- [TASK REQUIREMENTS]
Extract each line where the string "name" shows up.

Entries with figure data:
• • • • • • •

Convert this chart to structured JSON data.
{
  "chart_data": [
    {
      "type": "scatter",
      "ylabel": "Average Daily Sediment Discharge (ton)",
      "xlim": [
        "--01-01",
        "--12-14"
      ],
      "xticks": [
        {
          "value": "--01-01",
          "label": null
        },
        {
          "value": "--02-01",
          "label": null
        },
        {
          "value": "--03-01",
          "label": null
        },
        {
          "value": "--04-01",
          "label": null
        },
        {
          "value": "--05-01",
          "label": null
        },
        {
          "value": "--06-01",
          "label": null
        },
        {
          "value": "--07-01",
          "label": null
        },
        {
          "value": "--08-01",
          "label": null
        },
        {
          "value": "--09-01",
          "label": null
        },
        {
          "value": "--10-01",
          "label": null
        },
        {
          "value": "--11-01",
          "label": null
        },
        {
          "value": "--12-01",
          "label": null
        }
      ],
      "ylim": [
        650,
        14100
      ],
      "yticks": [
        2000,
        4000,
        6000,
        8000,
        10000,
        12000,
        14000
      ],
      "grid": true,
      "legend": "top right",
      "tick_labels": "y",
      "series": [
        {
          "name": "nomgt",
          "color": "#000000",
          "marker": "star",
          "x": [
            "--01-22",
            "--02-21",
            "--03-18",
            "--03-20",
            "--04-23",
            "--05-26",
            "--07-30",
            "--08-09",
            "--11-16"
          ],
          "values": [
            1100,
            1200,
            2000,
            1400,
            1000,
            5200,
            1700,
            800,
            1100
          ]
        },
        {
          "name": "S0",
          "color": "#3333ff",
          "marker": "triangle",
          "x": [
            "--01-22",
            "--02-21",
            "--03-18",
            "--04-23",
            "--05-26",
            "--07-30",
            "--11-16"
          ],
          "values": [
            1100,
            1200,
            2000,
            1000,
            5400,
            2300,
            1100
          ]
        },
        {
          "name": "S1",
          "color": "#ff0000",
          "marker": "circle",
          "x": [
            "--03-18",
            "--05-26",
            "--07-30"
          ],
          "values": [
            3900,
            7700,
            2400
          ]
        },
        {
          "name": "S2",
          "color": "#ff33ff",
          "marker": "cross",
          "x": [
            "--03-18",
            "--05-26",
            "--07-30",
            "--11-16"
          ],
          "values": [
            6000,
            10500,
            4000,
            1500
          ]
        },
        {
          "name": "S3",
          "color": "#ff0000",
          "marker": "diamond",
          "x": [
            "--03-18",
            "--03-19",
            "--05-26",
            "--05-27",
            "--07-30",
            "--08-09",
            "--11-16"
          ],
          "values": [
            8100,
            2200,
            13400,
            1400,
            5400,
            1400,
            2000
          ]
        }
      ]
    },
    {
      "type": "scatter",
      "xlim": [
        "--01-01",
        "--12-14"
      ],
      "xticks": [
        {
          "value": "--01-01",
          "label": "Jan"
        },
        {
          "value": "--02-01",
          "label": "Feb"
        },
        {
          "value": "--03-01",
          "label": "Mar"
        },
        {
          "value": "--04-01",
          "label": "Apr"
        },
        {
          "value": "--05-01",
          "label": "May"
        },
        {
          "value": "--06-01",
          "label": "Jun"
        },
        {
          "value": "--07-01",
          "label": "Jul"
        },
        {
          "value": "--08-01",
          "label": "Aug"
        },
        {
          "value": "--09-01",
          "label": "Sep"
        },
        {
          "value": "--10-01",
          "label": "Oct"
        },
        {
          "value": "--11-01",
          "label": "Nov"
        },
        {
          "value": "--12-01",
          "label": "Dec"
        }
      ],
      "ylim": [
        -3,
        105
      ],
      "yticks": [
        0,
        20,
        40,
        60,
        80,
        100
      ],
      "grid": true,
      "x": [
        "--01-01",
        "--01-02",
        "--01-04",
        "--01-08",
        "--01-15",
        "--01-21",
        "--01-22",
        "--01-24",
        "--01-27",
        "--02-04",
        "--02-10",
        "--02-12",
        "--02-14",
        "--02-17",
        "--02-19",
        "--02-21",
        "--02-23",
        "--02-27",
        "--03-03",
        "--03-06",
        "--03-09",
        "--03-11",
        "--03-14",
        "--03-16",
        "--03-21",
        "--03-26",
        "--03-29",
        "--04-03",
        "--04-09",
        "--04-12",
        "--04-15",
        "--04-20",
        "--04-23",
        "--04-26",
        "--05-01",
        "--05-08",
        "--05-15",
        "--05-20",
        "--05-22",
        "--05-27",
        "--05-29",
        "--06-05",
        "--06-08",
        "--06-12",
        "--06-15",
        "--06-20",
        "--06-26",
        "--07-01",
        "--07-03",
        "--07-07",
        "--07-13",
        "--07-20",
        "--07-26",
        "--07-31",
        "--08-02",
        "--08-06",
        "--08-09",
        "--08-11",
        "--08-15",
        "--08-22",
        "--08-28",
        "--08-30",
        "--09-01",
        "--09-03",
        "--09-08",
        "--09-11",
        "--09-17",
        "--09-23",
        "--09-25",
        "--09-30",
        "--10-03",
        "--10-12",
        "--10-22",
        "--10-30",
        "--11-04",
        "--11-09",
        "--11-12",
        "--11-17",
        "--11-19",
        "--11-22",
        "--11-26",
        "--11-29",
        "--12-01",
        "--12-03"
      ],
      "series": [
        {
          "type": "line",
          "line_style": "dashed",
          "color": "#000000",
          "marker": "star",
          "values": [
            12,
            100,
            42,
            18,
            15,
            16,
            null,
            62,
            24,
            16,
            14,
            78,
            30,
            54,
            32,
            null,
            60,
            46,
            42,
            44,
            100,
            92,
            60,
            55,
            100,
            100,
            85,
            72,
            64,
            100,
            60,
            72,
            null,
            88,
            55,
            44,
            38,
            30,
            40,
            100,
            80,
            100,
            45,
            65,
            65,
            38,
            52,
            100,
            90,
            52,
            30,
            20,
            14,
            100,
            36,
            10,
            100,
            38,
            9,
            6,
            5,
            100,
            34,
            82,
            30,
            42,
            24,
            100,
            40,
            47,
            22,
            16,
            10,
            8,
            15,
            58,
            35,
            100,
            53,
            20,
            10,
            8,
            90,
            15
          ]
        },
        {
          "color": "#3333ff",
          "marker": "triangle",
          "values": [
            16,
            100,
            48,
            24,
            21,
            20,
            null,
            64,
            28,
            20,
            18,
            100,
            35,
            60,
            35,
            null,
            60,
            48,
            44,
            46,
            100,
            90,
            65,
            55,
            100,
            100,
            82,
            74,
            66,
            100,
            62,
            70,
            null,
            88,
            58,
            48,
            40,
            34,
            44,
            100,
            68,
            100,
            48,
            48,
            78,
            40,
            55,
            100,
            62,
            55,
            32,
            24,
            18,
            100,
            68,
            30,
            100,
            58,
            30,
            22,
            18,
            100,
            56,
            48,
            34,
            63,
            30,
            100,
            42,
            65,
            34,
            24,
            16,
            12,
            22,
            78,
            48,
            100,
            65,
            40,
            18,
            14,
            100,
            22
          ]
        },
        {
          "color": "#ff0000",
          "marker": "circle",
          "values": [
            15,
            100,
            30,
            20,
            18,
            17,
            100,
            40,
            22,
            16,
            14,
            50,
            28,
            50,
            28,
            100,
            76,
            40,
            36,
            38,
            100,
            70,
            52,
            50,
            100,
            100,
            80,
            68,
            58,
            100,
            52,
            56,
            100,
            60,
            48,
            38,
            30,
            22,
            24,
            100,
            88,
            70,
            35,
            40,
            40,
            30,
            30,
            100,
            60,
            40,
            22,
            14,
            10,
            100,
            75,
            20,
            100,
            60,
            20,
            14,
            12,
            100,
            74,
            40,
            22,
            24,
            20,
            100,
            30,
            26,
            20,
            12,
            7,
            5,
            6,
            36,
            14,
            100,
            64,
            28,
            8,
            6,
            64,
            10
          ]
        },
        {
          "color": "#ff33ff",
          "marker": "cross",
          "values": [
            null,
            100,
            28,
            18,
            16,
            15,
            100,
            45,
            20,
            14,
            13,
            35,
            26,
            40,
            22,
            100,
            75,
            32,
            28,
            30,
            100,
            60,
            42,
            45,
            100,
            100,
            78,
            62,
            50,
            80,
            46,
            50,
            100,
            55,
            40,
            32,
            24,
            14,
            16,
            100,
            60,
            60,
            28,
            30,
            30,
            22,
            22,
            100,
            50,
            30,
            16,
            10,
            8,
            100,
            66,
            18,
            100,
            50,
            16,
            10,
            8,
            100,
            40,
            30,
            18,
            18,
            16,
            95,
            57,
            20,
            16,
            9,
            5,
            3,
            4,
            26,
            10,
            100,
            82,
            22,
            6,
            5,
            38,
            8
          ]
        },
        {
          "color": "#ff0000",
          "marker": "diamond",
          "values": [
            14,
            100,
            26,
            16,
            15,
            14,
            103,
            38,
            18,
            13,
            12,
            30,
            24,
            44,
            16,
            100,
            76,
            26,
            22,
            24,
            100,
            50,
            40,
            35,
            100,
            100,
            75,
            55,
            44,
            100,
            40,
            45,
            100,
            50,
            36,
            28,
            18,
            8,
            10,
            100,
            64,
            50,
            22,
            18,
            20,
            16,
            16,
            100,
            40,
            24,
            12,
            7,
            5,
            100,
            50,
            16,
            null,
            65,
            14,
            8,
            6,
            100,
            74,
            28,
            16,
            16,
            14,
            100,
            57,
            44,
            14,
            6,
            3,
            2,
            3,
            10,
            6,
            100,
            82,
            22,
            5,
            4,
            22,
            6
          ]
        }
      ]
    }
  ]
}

• • • • • • •

- [ANSWER FOR THIS EXERCISE]
          "name": "nomgt",
          "name": "S0",
          "name": "S1",
          "name": "S2",
          "name": "S3",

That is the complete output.